THE REQUEST: Transcribe the full listing below exactly.

PROVIDED MATERIAL:

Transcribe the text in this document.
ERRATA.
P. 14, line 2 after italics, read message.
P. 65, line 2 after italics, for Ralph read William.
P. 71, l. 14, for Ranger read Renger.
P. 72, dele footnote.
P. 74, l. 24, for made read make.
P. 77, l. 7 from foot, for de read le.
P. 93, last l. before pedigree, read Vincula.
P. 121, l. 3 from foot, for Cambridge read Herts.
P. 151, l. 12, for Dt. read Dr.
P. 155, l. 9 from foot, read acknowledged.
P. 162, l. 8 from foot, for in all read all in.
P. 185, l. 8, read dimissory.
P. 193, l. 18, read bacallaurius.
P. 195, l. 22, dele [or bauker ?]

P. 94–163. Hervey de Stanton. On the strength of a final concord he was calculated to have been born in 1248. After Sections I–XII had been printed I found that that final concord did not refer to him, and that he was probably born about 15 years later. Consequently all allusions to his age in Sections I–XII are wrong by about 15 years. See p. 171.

REPLY TO THE TASK:
Transcribe the text in this document.
ERRATA.
P. 14, line 2 after italics, read message.
P. 65, line 2 after italics, for Ralph read William.
P. 71, l. 14, for Ranger read Renger.
P. 72, dele footnote.
P. 74, l. 24, for made read make.
P. 77, l. 7 from foot, for de read le.
P. 93, last l. before pedigree, read Vincula.
P. 121, l. 3 from foot, for Cambridge read Herts.
P. 151, l. 12, for Dt. read Dr.
P. 155, l. 9 from foot, read acknowledged.
P. 162, l. 8 from foot, for in all read all in.
P. 185, l. 8, read dimissory.
P. 193, l. 18, read bacallaurius.
P. 195, l. 22, dele [or bauker ?]

P. 94–163. Hervey de Stanton. On the strength of a final concord he was calculated to have been born in 1248. After Sections I–XII had been printed I found that that final concord did not refer to him, and that he was probably born about 15 years later. Consequently all allusions to his age in Sections I–XII are wrong by about 15 years. See p. 171.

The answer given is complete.